* **STATED TASK**
Reply with one number: how many lines contain the word "this".
══ MATERIAL PROVIDED
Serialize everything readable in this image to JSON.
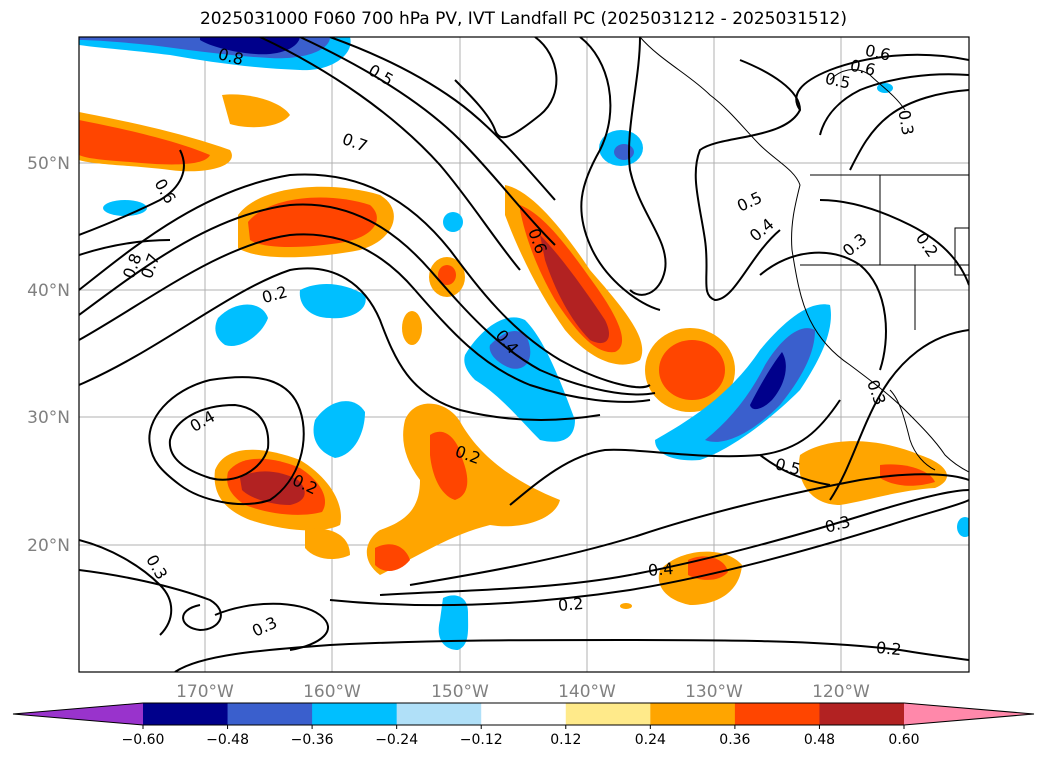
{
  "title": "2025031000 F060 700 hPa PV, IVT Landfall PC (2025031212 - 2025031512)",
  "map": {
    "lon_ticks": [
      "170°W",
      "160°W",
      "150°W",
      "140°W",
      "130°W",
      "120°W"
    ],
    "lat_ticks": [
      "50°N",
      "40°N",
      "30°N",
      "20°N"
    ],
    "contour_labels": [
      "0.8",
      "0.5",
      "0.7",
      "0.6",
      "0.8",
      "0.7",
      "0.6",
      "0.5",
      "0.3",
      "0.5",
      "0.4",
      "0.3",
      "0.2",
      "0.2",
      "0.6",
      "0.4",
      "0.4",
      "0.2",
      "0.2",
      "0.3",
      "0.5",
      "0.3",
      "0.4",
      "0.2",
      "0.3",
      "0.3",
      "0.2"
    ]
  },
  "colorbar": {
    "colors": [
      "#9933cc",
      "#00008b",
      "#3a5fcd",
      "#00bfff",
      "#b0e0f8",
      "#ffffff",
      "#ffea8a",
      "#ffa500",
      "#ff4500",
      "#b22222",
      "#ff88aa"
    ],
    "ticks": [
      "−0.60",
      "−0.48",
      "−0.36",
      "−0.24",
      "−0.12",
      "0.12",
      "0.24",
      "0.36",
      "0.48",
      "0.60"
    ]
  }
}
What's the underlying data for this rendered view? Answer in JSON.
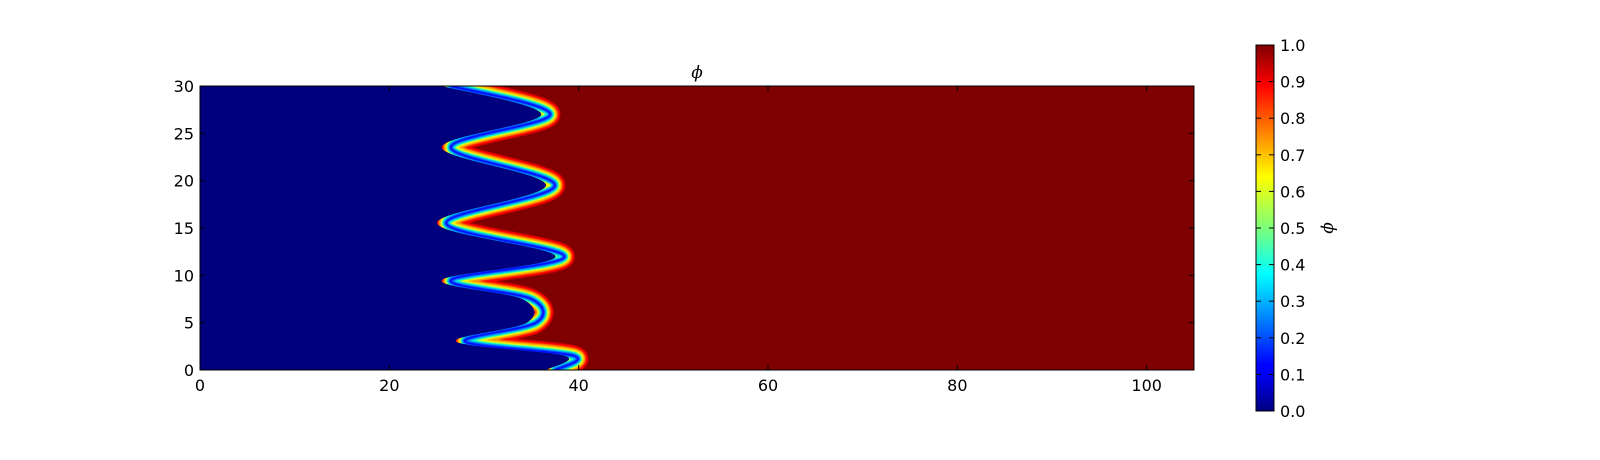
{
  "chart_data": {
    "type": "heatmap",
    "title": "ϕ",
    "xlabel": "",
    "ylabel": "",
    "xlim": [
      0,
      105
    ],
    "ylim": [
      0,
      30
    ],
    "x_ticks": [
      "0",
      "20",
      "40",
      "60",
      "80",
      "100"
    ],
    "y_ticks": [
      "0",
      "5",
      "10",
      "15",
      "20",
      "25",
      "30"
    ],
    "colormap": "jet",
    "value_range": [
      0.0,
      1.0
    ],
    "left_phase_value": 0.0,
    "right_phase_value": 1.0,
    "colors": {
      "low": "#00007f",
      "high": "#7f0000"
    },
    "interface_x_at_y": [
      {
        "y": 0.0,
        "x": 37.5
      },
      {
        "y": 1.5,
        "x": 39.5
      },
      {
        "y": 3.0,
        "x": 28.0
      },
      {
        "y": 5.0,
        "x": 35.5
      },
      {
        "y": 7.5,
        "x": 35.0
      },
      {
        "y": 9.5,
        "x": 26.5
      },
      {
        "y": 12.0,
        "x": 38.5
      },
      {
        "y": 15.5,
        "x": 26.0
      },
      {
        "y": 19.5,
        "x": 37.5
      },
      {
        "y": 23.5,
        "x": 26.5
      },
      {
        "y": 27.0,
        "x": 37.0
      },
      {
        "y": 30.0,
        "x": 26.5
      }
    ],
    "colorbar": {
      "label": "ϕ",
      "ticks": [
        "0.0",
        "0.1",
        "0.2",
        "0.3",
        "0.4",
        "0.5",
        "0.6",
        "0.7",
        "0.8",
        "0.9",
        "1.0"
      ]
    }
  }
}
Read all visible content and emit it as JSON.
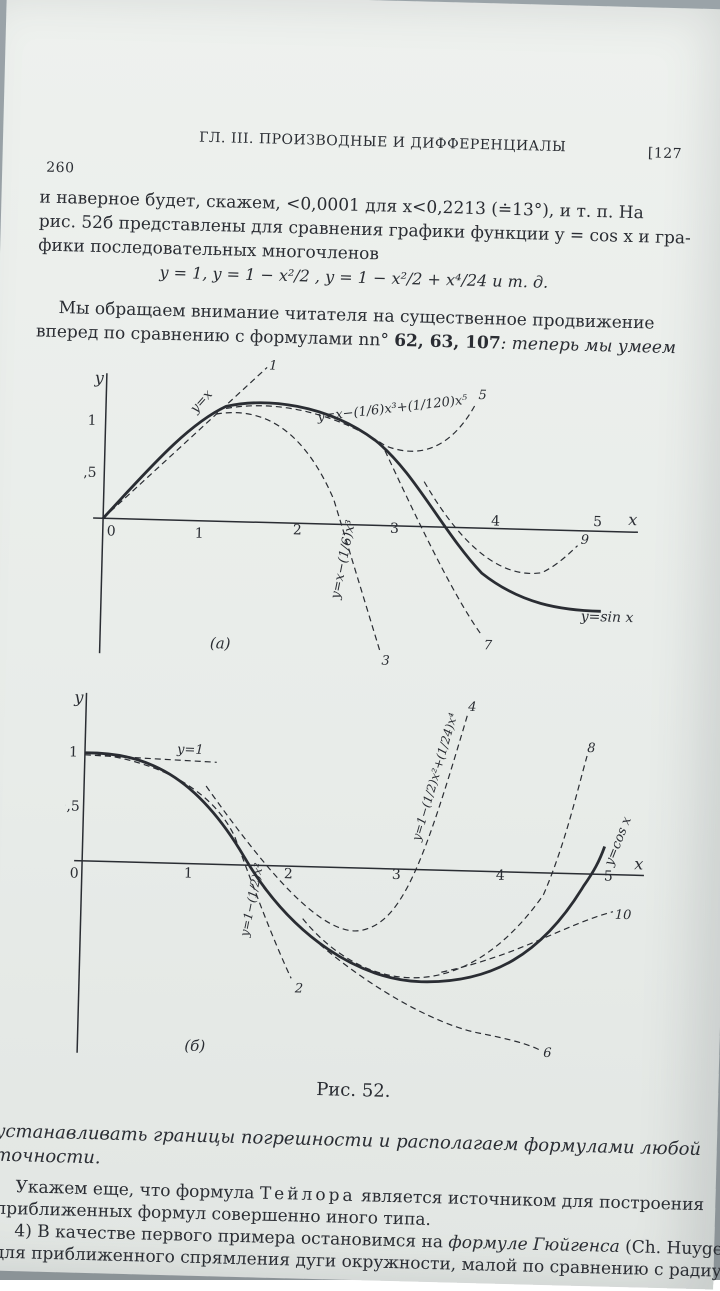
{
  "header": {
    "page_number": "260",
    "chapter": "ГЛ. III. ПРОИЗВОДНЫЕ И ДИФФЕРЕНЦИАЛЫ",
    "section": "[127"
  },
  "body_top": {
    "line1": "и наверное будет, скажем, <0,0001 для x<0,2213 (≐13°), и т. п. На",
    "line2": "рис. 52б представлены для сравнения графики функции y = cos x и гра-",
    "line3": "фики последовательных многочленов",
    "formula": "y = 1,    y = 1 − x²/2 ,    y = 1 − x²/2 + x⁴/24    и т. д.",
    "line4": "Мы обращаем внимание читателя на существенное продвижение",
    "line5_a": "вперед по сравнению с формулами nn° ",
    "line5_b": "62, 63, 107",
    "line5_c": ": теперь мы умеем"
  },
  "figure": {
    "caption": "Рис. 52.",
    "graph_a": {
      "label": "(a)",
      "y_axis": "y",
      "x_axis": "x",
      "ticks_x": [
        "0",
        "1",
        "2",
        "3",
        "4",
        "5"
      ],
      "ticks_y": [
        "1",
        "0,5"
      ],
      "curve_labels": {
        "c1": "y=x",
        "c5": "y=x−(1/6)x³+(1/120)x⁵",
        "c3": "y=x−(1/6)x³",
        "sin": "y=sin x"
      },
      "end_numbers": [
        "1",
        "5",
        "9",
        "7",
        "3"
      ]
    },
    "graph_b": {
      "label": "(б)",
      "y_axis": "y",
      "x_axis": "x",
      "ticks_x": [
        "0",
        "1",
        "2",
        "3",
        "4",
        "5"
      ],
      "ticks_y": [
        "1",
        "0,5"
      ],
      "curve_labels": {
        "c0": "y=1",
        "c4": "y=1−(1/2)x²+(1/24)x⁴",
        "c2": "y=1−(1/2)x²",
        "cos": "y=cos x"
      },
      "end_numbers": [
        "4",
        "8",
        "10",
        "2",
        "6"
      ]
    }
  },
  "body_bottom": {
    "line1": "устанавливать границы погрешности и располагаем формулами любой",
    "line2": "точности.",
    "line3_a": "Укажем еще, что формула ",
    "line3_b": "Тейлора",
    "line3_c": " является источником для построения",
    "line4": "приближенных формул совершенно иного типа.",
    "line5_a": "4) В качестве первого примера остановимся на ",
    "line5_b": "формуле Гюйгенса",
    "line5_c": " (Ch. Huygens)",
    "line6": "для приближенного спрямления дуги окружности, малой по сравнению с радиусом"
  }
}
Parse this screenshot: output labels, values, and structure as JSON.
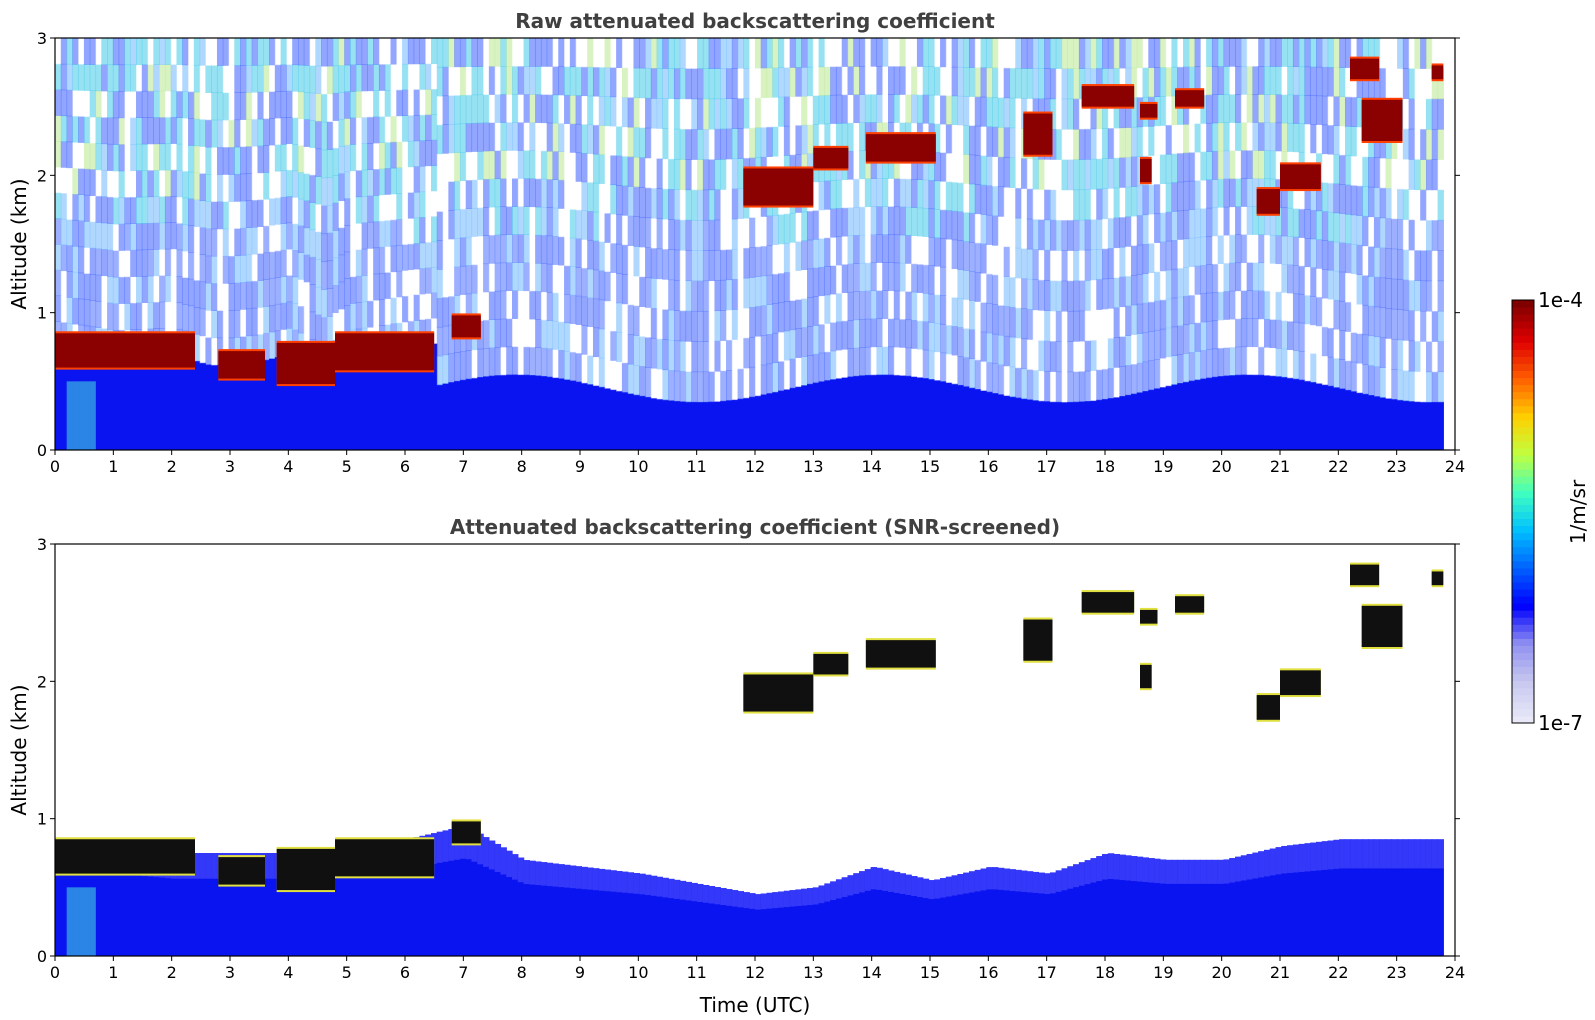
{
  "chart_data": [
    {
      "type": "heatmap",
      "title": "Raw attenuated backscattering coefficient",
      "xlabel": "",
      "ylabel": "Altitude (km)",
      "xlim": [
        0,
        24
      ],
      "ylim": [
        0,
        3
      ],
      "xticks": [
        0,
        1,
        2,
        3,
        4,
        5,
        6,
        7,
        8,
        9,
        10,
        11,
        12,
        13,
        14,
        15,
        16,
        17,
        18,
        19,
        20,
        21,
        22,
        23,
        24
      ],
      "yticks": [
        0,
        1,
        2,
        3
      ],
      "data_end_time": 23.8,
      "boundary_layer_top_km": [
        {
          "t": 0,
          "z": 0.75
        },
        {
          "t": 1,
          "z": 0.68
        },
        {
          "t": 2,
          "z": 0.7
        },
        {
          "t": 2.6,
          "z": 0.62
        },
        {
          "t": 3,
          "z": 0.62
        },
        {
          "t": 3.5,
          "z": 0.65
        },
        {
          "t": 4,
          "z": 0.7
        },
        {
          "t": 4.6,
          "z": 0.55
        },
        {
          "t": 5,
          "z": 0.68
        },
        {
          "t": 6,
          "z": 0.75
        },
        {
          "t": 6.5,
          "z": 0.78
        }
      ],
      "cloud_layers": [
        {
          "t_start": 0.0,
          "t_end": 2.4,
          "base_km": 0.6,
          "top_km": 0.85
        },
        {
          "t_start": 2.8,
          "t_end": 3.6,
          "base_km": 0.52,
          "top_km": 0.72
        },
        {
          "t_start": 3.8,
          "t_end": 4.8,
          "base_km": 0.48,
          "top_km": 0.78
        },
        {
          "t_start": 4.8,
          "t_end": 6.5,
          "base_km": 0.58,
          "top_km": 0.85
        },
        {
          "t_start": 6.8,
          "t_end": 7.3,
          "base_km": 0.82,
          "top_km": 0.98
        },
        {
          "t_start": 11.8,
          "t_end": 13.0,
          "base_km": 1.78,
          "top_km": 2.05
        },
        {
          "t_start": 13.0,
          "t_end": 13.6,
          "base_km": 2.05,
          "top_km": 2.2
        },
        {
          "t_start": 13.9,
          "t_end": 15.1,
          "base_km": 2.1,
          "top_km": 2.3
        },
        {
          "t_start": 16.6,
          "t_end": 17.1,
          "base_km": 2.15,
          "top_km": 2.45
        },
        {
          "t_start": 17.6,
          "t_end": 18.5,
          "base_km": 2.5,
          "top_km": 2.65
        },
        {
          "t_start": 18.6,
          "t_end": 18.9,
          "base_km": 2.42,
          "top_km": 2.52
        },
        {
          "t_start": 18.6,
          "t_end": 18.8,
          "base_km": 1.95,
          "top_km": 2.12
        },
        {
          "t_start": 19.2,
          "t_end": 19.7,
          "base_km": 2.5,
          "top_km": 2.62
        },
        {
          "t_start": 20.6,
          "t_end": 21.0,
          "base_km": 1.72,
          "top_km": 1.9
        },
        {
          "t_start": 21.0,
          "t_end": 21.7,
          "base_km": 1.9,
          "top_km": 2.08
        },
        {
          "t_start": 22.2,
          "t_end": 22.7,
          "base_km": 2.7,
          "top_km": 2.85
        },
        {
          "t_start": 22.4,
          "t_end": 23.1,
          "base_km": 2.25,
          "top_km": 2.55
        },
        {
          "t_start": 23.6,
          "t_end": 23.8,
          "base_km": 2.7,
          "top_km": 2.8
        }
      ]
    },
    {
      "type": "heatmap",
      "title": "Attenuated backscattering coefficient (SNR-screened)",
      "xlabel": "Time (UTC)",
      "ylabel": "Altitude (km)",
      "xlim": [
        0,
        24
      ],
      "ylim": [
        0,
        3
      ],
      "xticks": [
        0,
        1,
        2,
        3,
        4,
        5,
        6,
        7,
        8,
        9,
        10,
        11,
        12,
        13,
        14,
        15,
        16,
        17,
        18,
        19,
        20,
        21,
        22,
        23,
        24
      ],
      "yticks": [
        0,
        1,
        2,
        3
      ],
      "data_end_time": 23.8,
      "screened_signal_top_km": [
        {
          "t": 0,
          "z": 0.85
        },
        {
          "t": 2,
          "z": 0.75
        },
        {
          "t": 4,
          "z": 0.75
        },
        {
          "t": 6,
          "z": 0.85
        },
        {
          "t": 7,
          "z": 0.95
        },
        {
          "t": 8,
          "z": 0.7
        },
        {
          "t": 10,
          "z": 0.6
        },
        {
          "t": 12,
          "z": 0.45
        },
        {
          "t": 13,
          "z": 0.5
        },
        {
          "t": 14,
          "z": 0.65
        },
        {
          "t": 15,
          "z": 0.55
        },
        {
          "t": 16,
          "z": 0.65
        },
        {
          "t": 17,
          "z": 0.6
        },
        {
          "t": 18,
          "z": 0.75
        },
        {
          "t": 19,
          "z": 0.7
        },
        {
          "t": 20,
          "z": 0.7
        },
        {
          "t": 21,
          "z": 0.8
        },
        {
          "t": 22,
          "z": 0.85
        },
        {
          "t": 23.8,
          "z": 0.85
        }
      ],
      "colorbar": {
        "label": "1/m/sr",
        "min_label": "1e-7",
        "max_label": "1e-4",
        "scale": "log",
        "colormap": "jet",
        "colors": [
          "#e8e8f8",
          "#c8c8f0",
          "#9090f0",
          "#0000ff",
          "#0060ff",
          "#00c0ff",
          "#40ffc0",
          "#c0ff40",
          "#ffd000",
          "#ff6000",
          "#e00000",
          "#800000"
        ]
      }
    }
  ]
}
════
* **TASK OUTPUT**
3